• GIVEN TASK: Return every line of the data below that includes the string "rate".

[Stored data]

********

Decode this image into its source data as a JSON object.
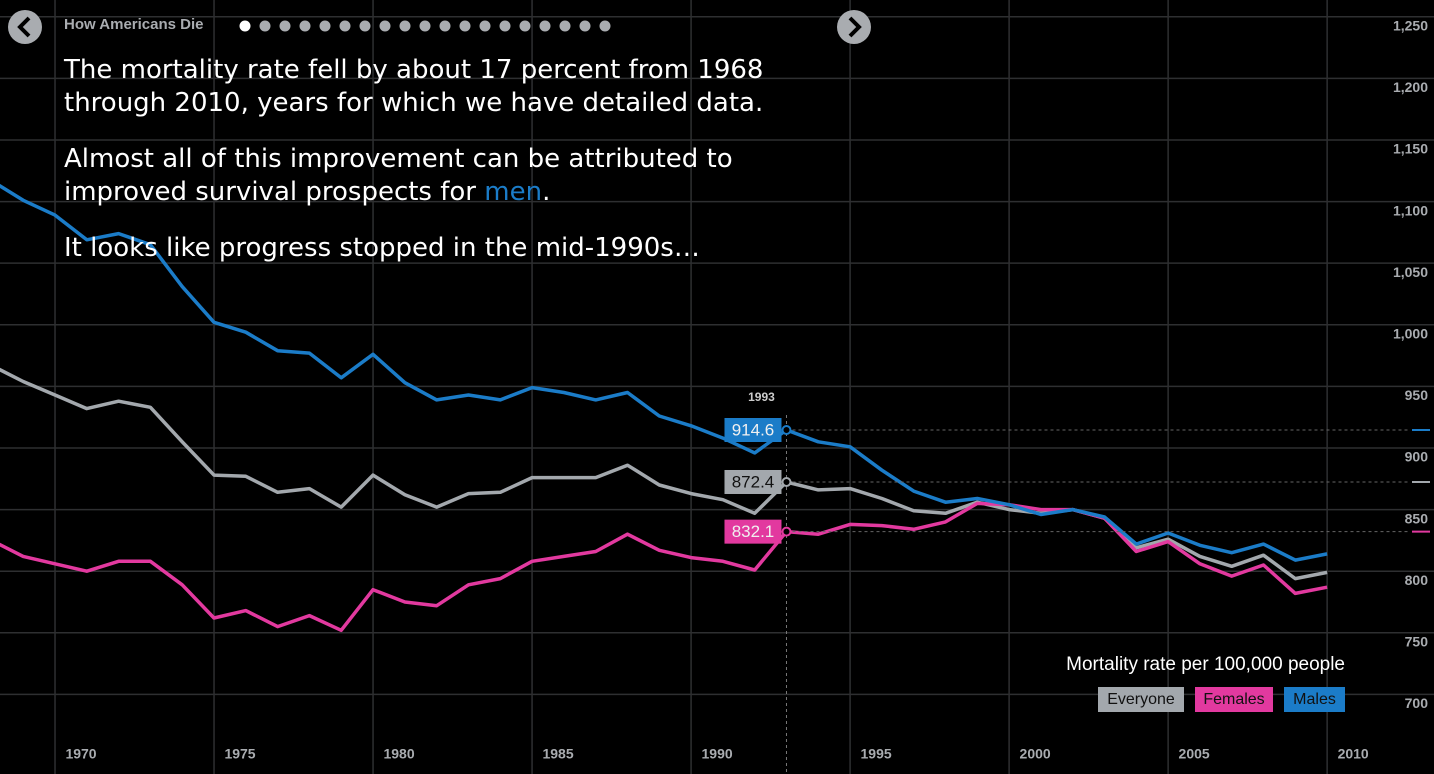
{
  "chart_data": {
    "type": "line",
    "title": "How Americans Die",
    "paragraphs": [
      [
        "The mortality rate fell by about 17 percent from 1968 through 2010, years for which we have detailed data."
      ],
      [
        "Almost all of this improvement can be attributed to improved survival prospects for ",
        "men",
        "."
      ],
      [
        "It looks like progress stopped in the mid-1990s…"
      ]
    ],
    "y_label": "Mortality rate per 100,000 people",
    "x": [
      1968,
      1969,
      1970,
      1971,
      1972,
      1973,
      1974,
      1975,
      1976,
      1977,
      1978,
      1979,
      1980,
      1981,
      1982,
      1983,
      1984,
      1985,
      1986,
      1987,
      1988,
      1989,
      1990,
      1991,
      1992,
      1993,
      1994,
      1995,
      1996,
      1997,
      1998,
      1999,
      2000,
      2001,
      2002,
      2003,
      2004,
      2005,
      2006,
      2007,
      2008,
      2009,
      2010
    ],
    "series": [
      {
        "name": "Everyone",
        "color": "#a3a8ad",
        "values": [
          967,
          954,
          943,
          932,
          938,
          933,
          905,
          878,
          877,
          864,
          867,
          852,
          878,
          862,
          852,
          863,
          864,
          876,
          876,
          876,
          886,
          870,
          863,
          858,
          847,
          872.4,
          866,
          867,
          859,
          849,
          847,
          856,
          850,
          847,
          850,
          843,
          819,
          826,
          812,
          804,
          813,
          794,
          799
        ]
      },
      {
        "name": "Females",
        "color": "#e2399f",
        "values": [
          825,
          812,
          806,
          800,
          808,
          808,
          789,
          762,
          768,
          755,
          764,
          752,
          785,
          775,
          772,
          789,
          794,
          808,
          812,
          816,
          830,
          817,
          811,
          808,
          801,
          832.1,
          830,
          838,
          837,
          834,
          840,
          855,
          854,
          850,
          850,
          843,
          816,
          824,
          806,
          796,
          805,
          782,
          787
        ]
      },
      {
        "name": "Males",
        "color": "#1b7cc8",
        "values": [
          1117,
          1101,
          1089,
          1069,
          1074,
          1065,
          1031,
          1002,
          994,
          979,
          977,
          957,
          976,
          953,
          939,
          943,
          939,
          949,
          945,
          939,
          945,
          926,
          918,
          908,
          896,
          914.6,
          905,
          901,
          882,
          865,
          856,
          859,
          854,
          846,
          850,
          844,
          822,
          831,
          821,
          815,
          822,
          809,
          814
        ]
      }
    ],
    "cursor_x": 1993,
    "xlim": [
      1968.27,
      2013.36
    ],
    "ylim": [
      635.4,
      1263.6
    ],
    "xticks": [
      1970,
      1975,
      1980,
      1985,
      1990,
      1995,
      2000,
      2005,
      2010
    ],
    "yticks": [
      700,
      750,
      800,
      850,
      900,
      950,
      {
        "value": 1000,
        "label": "1,000"
      },
      {
        "value": 1050,
        "label": "1,050"
      },
      {
        "value": 1100,
        "label": "1,100"
      },
      {
        "value": 1150,
        "label": "1,150"
      },
      {
        "value": 1200,
        "label": "1,200"
      },
      {
        "value": 1250,
        "label": "1,250"
      }
    ],
    "grid": true
  }
}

********

• THE ANSWER:
        "The mortality rate fell by about 17 percent from 1968 through 2010, years for which we have detailed data."
    "y_label": "Mortality rate per 100,000 people",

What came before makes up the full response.